EXERCISE TASK:
Filter the lines below, copying only those with the string "nach".

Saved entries
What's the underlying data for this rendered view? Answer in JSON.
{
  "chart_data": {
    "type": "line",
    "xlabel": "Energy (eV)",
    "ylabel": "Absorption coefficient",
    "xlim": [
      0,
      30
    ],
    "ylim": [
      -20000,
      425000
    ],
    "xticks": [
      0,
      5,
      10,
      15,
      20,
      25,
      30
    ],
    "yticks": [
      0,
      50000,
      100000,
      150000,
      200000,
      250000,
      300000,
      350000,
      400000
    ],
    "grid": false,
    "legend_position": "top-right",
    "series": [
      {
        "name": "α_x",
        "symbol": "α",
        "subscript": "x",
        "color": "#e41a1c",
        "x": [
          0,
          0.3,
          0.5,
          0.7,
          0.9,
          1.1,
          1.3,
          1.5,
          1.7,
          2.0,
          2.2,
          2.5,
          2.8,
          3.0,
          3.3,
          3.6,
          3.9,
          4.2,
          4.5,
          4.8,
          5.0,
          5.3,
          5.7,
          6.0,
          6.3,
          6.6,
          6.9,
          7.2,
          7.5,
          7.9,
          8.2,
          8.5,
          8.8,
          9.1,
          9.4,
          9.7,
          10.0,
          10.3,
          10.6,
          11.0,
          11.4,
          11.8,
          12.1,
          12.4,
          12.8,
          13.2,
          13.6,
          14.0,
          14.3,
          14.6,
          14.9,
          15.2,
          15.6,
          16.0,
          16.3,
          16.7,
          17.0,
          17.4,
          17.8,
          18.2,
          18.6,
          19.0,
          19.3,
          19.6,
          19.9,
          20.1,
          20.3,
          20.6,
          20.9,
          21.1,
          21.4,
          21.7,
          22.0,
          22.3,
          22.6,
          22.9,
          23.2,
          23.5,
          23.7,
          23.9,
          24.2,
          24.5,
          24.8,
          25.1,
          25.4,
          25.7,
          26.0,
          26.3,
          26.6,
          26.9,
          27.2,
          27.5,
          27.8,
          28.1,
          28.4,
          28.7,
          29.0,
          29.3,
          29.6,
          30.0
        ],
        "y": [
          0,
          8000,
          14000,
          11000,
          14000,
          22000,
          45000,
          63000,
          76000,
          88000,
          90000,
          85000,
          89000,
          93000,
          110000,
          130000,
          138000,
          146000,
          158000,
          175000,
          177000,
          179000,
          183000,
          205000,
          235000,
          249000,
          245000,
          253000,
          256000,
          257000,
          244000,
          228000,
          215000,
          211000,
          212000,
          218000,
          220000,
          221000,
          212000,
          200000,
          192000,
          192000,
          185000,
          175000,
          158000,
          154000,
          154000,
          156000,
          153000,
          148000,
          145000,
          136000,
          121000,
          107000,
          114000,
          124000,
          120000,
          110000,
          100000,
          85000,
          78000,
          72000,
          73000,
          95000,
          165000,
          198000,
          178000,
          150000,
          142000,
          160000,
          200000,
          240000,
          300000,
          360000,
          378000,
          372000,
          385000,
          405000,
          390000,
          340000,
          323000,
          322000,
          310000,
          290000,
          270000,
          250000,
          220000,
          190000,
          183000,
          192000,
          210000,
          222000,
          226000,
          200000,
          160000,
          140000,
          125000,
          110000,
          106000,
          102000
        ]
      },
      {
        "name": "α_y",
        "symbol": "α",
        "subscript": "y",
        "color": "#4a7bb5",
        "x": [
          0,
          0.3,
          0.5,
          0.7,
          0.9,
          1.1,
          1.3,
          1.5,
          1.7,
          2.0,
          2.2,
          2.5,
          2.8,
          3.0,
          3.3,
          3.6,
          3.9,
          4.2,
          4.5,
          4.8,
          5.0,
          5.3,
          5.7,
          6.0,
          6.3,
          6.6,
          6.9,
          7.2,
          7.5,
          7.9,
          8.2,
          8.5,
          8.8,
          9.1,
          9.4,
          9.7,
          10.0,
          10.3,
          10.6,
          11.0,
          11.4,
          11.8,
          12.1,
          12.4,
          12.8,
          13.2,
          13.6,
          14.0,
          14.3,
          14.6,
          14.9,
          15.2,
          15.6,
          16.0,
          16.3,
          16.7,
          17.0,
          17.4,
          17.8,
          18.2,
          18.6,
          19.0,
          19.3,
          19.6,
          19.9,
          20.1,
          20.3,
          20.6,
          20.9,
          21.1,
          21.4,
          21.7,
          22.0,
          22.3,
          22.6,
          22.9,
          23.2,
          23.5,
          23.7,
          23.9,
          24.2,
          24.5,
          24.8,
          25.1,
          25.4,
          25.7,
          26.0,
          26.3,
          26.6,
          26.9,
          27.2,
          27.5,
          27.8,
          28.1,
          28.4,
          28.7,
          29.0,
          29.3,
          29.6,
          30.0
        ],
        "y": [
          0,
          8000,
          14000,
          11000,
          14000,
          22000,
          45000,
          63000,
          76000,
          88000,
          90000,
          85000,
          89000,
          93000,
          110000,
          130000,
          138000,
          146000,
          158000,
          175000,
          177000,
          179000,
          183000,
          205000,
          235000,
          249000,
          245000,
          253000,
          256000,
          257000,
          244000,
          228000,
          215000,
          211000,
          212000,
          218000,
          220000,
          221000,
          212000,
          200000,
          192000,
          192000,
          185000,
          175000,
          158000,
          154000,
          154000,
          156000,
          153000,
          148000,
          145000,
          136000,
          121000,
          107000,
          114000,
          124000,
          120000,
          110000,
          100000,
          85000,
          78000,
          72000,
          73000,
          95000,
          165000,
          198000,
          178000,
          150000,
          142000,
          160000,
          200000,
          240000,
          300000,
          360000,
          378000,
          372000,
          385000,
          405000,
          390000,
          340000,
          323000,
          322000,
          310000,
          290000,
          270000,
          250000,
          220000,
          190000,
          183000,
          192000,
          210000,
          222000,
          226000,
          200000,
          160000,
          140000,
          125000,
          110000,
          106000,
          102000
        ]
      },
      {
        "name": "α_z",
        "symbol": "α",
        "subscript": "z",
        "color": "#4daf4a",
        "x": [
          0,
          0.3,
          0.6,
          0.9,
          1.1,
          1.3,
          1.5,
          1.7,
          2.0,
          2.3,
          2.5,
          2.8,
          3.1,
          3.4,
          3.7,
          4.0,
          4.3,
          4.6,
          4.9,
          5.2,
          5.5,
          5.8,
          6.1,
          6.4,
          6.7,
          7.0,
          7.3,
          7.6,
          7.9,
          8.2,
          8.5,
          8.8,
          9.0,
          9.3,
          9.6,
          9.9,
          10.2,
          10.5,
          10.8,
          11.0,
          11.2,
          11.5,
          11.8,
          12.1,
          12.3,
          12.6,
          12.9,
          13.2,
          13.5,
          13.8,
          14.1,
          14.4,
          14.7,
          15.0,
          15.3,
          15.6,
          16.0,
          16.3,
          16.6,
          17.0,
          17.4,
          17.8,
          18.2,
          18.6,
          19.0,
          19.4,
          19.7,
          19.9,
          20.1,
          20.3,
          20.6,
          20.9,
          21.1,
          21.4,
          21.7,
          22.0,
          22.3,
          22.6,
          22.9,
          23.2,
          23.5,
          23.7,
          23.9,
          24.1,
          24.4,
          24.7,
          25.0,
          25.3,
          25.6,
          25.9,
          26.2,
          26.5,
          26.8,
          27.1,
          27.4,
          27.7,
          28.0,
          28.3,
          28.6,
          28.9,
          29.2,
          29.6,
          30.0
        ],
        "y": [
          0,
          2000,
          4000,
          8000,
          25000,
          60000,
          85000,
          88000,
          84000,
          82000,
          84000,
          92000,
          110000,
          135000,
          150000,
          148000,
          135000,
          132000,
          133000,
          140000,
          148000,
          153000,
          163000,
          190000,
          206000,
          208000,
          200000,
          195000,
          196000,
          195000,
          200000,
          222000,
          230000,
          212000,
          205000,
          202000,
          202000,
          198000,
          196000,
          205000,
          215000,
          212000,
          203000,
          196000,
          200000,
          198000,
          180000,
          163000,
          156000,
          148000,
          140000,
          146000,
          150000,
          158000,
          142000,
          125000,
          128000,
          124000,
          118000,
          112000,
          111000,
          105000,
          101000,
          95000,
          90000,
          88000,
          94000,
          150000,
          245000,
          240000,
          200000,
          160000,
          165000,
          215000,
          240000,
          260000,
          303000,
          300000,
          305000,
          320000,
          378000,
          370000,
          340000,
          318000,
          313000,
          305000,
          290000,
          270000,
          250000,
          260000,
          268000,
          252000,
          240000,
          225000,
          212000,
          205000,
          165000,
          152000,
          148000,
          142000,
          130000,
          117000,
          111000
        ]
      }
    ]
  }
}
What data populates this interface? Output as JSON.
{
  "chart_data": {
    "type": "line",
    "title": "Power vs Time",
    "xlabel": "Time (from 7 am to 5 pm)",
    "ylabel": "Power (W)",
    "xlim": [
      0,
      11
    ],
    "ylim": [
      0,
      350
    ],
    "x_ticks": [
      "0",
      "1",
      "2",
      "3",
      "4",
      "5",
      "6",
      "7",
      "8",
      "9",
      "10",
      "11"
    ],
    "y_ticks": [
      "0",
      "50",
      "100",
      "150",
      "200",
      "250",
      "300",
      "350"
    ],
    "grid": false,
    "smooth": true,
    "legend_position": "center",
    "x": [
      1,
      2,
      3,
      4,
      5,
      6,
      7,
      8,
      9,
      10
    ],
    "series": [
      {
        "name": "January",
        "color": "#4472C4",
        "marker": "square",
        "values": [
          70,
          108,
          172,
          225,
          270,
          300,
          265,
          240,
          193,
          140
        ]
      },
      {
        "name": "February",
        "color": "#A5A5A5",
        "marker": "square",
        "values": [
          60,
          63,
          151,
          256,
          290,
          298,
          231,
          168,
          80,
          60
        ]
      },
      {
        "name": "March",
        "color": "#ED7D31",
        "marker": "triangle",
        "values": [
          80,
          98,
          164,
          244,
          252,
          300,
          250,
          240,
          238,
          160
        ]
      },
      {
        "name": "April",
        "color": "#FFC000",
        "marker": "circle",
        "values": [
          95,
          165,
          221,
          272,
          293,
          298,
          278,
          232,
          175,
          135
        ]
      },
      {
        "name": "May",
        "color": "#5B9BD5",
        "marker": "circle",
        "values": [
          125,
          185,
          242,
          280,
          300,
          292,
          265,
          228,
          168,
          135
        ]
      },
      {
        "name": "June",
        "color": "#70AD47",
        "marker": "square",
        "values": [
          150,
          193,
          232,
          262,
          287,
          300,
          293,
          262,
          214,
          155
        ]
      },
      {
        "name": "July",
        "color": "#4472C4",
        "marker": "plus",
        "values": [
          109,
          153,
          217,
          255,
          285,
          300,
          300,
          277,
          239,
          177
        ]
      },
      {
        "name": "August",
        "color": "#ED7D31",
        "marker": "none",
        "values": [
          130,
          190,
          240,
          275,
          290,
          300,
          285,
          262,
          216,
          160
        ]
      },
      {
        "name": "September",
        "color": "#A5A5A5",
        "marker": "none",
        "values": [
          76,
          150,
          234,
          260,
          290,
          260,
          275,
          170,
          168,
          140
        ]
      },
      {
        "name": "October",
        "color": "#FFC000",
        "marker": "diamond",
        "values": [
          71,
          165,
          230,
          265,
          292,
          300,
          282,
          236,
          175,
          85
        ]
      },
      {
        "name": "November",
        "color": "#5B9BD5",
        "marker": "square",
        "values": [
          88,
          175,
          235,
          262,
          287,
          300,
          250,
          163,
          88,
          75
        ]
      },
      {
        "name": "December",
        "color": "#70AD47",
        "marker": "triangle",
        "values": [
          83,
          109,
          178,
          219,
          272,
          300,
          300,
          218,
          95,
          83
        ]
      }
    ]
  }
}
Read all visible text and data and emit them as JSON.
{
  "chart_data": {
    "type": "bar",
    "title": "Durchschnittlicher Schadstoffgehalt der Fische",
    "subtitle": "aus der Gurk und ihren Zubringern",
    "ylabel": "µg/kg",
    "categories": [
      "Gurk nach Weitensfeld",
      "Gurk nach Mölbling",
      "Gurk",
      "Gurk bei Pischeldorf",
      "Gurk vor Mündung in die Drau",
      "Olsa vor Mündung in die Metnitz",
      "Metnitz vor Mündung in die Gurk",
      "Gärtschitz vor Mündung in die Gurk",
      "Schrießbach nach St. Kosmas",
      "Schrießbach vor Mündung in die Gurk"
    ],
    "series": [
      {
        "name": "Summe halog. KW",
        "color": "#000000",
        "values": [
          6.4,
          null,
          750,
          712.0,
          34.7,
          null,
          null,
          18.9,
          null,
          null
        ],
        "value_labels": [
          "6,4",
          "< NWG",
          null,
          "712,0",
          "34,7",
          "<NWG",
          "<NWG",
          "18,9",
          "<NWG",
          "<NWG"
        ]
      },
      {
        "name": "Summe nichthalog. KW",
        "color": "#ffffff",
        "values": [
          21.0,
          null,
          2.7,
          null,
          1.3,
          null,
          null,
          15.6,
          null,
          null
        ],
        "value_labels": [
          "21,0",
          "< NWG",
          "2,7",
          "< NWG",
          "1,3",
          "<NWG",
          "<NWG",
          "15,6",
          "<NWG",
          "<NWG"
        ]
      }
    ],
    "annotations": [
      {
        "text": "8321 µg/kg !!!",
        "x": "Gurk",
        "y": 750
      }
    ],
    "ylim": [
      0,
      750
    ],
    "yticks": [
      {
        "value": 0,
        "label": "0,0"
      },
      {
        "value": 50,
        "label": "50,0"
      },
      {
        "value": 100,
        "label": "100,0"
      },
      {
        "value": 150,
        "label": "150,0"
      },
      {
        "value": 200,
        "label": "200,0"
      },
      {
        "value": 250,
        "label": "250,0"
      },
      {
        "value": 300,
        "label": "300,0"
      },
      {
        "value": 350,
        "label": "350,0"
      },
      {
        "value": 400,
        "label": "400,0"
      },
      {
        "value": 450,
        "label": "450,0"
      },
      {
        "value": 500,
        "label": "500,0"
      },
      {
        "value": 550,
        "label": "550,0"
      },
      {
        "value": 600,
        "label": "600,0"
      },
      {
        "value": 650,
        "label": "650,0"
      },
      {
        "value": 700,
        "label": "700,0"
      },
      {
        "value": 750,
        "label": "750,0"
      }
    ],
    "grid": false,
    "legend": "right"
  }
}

CORRECT OUTPUT:
      "Gurk nach Weitensfeld",
      "Gurk nach Mölbling",
      "Schrießbach nach St. Kosmas",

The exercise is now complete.